Begin

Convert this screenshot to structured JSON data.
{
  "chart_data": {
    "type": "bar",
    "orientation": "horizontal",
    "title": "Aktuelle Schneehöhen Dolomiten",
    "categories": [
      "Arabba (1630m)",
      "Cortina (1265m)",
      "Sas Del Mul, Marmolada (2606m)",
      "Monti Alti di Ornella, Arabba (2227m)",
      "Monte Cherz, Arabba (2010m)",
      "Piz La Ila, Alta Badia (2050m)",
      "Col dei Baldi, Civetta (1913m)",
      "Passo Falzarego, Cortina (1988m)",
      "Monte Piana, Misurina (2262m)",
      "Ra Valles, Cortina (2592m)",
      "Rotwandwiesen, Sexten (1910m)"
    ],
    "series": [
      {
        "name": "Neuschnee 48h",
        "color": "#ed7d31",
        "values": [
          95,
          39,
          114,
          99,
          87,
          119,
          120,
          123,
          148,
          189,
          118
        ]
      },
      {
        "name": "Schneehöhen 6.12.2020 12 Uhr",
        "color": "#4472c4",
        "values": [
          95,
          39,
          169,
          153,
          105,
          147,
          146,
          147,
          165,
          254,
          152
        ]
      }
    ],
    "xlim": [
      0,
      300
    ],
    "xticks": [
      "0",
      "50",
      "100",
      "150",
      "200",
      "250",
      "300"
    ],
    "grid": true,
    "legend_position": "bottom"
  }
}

End

Task prompt =>
Reproduce each line from the records that contains the word "Schneehöhen".

Task response =>
    "title": "Aktuelle Schneehöhen Dolomiten",
        "name": "Schneehöhen 6.12.2020 12 Uhr",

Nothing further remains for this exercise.